### [Task statement]
Using the records that follow, copy every line containing the word "POINTER".

### [Provided data]
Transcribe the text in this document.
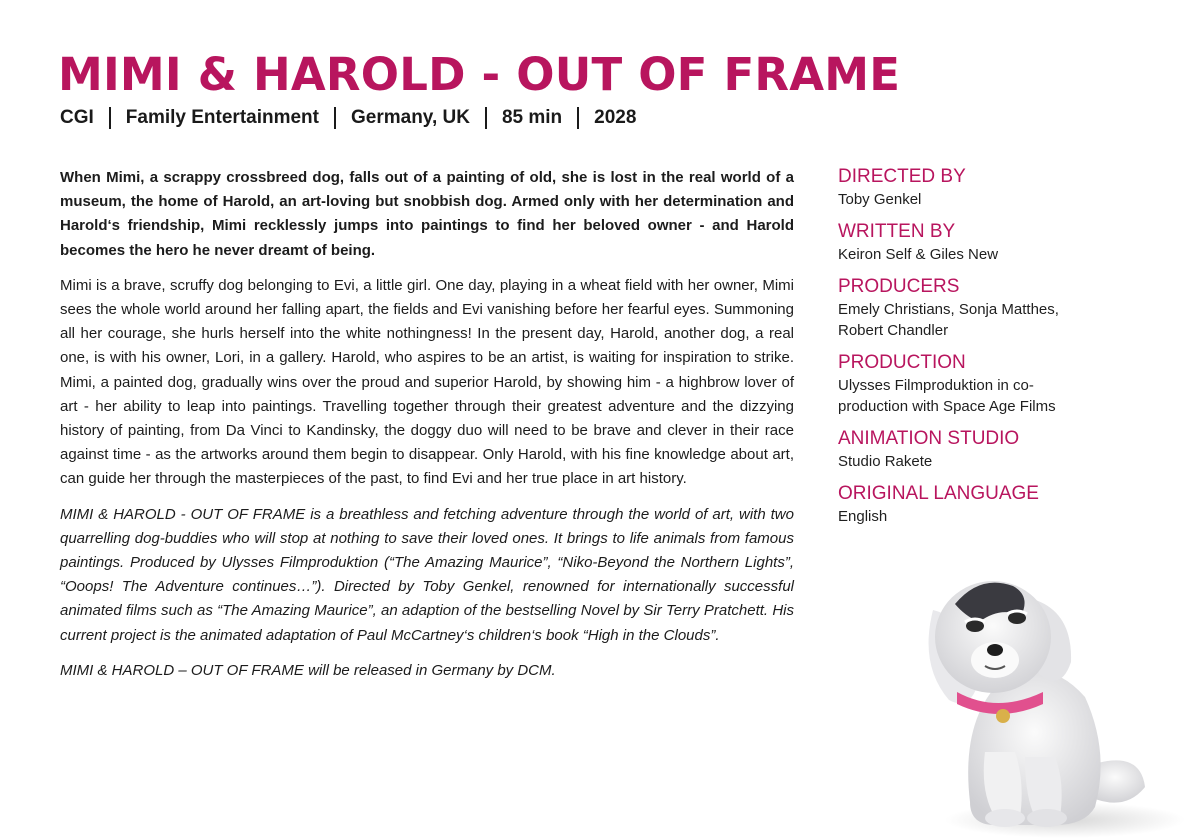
MIMI & HAROLD - OUT OF FRAME
CGI Family Entertainment Germany, UK 85 min 2028

When Mimi, a scrappy crossbreed dog, falls out of a painting of old, she is lost in the real world of a museum, the home of Harold, an art-loving but snobbish dog. Armed only with her determination and Harold‘s friendship, Mimi recklessly jumps into paintings to find her beloved owner - and Harold becomes the hero he never dreamt of being.

Mimi is a brave, scruffy dog belonging to Evi, a little girl. One day, playing in a wheat field with her owner, Mimi sees the whole world around her falling apart, the fields and Evi vanishing before her fearful eyes. Summoning all her courage, she hurls herself into the white nothingness! In the present day, Harold, another dog, a real one, is with his owner, Lori, in a gallery. Harold, who aspires to be an artist, is waiting for inspiration to strike. Mimi, a painted dog, gradually wins over the proud and superior Harold, by showing him - a highbrow lover of art - her ability to leap into paintings. Travelling together through their greatest adventure and the dizzying history of painting, from Da Vinci to Kandinsky, the doggy duo will need to be brave and clever in their race against time - as the artworks around them begin to disappear. Only Harold, with his fine knowledge about art, can guide her through the masterpieces of the past, to find Evi and her true place in art history.

MIMI & HAROLD - OUT OF FRAME is a breathless and fetching adventure through the world of art, with two quarrelling dog-buddies who will stop at nothing to save their loved ones. It brings to life animals from famous paintings. Produced by Ulysses Filmproduktion (“The Amazing Maurice”, “Niko-Beyond the Northern Lights”, “Ooops! The Adventure continues…”). Directed by Toby Genkel, renowned for internationally successful animated films such as “The Amazing Maurice”, an adaption of the bestselling Novel by Sir Terry Pratchett. His current project is the animated adaptation of Paul McCartney‘s children‘s book “High in the Clouds”.

MIMI & HAROLD – OUT OF FRAME will be released in Germany by DCM.

DIRECTED BY
Toby Genkel
WRITTEN BY
Keiron Self & Giles New
PRODUCERS
Emely Christians, Sonja Matthes, Robert Chandler
PRODUCTION
Ulysses Filmproduktion in co-production with Space Age Films
ANIMATION STUDIO
Studio Rakete
ORIGINAL LANGUAGE
English
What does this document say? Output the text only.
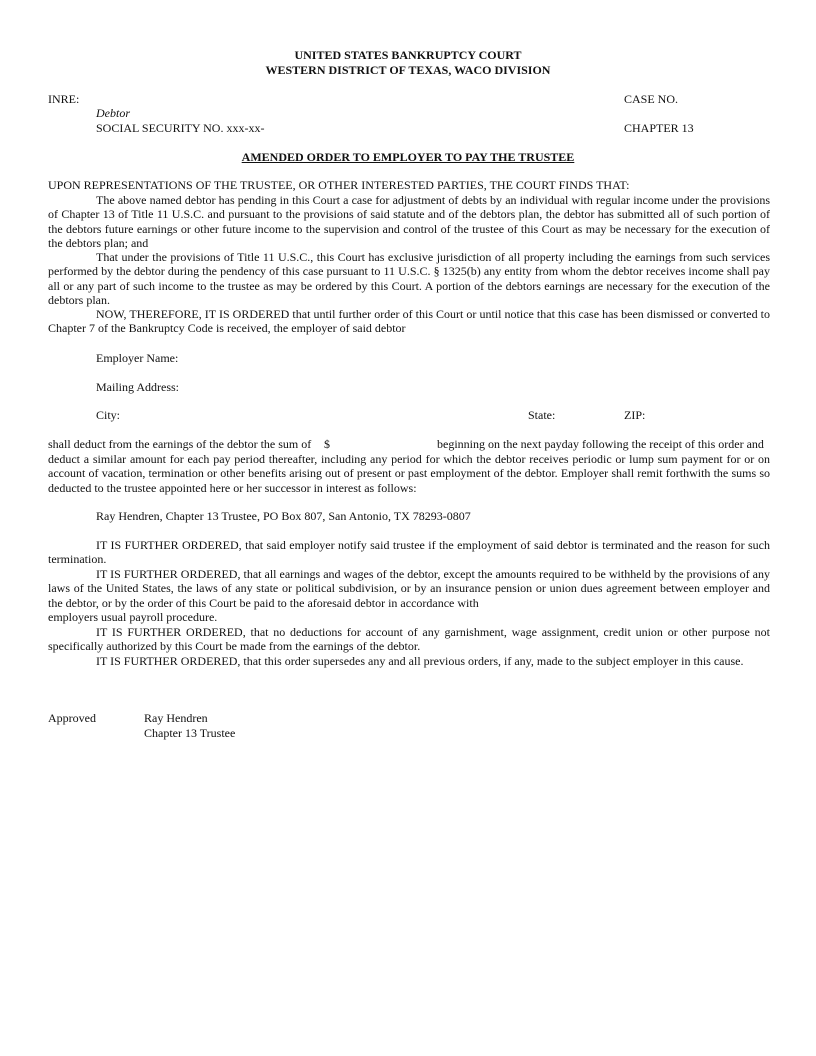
UNITED STATES BANKRUPTCY COURT
WESTERN DISTRICT OF TEXAS, WACO DIVISION
INRE:	CASE NO.
Debtor
SOCIAL SECURITY NO. xxx-xx-	CHAPTER 13
AMENDED ORDER TO EMPLOYER TO PAY THE TRUSTEE
UPON REPRESENTATIONS OF THE TRUSTEE, OR OTHER INTERESTED PARTIES, THE COURT FINDS THAT:
The above named debtor has pending in this Court a case for adjustment of debts by an individual with regular income under the provisions of Chapter 13 of Title 11 U.S.C. and pursuant to the provisions of said statute and of the debtors plan, the debtor has submitted all of such portion of the debtors future earnings or other future income to the supervision and control of the trustee of this Court as may be necessary for the execution of the debtors plan; and
That under the provisions of Title 11 U.S.C., this Court has exclusive jurisdiction of all property including the earnings from such services performed by the debtor during the pendency of this case pursuant to 11 U.S.C. § 1325(b) any entity from whom the debtor receives income shall pay all or any part of such income to the trustee as may be ordered by this Court. A portion of the debtors earnings are necessary for the execution of the debtors plan.
NOW, THEREFORE, IT IS ORDERED that until further order of this Court or until notice that this case has been dismissed or converted to Chapter 7 of the Bankruptcy Code is received, the employer of said debtor
Employer Name:
Mailing Address:
City:	State:	ZIP:
shall deduct from the earnings of the debtor the sum of $	beginning on the next payday following the receipt of this order and
deduct a similar amount for each pay period thereafter, including any period for which the debtor receives periodic or lump sum payment for or on account of vacation, termination or other benefits arising out of present or past employment of the debtor. Employer shall remit forthwith the sums so deducted to the trustee appointed here or her successor in interest as follows:
Ray Hendren, Chapter 13 Trustee, PO Box 807, San Antonio, TX 78293-0807
IT IS FURTHER ORDERED, that said employer notify said trustee if the employment of said debtor is terminated and the reason for such termination.
IT IS FURTHER ORDERED, that all earnings and wages of the debtor, except the amounts required to be withheld by the provisions of any laws of the United States, the laws of any state or political subdivision, or by an insurance pension or union dues agreement between employer and the debtor, or by the order of this Court be paid to the aforesaid debtor in accordance with
employers usual payroll procedure.
IT IS FURTHER ORDERED, that no deductions for account of any garnishment, wage assignment, credit union or other purpose not specifically authorized by this Court be made from the earnings of the debtor.
IT IS FURTHER ORDERED, that this order supersedes any and all previous orders, if any, made to the subject employer in this cause.
Approved	Ray Hendren
Chapter 13 Trustee
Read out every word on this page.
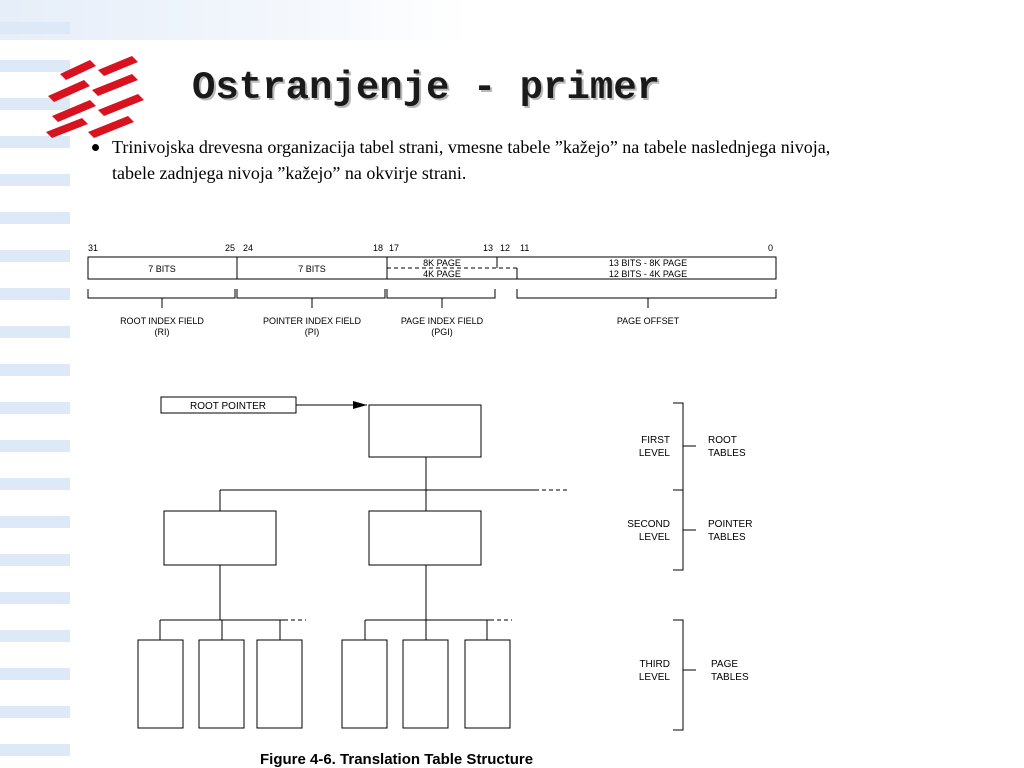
Ostranjenje - primer

Trinivojska drevesna organizacija tabel strani, vmesne tabele ”kažejo” na tabele naslednjega nivoja, tabele zadnjega nivoja ”kažejo” na okvirje strani.

31	25 24	18 17	13 12 11	0
7 BITS	7 BITS
8K PAGE
4K PAGE
13 BITS - 8K PAGE
12 BITS - 4K PAGE
ROOT INDEX FIELD
(RI)
POINTER INDEX FIELD
(PI)
PAGE INDEX FIELD
(PGI)
PAGE OFFSET
ROOT POINTER
FIRST
LEVEL
ROOT
TABLES
SECOND
LEVEL
POINTER
TABLES
THIRD
LEVEL
PAGE
TABLES

Figure 4-6. Translation Table Structure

### [Solved exercise]
POINTER INDEX FIELD
ROOT POINTER
POINTER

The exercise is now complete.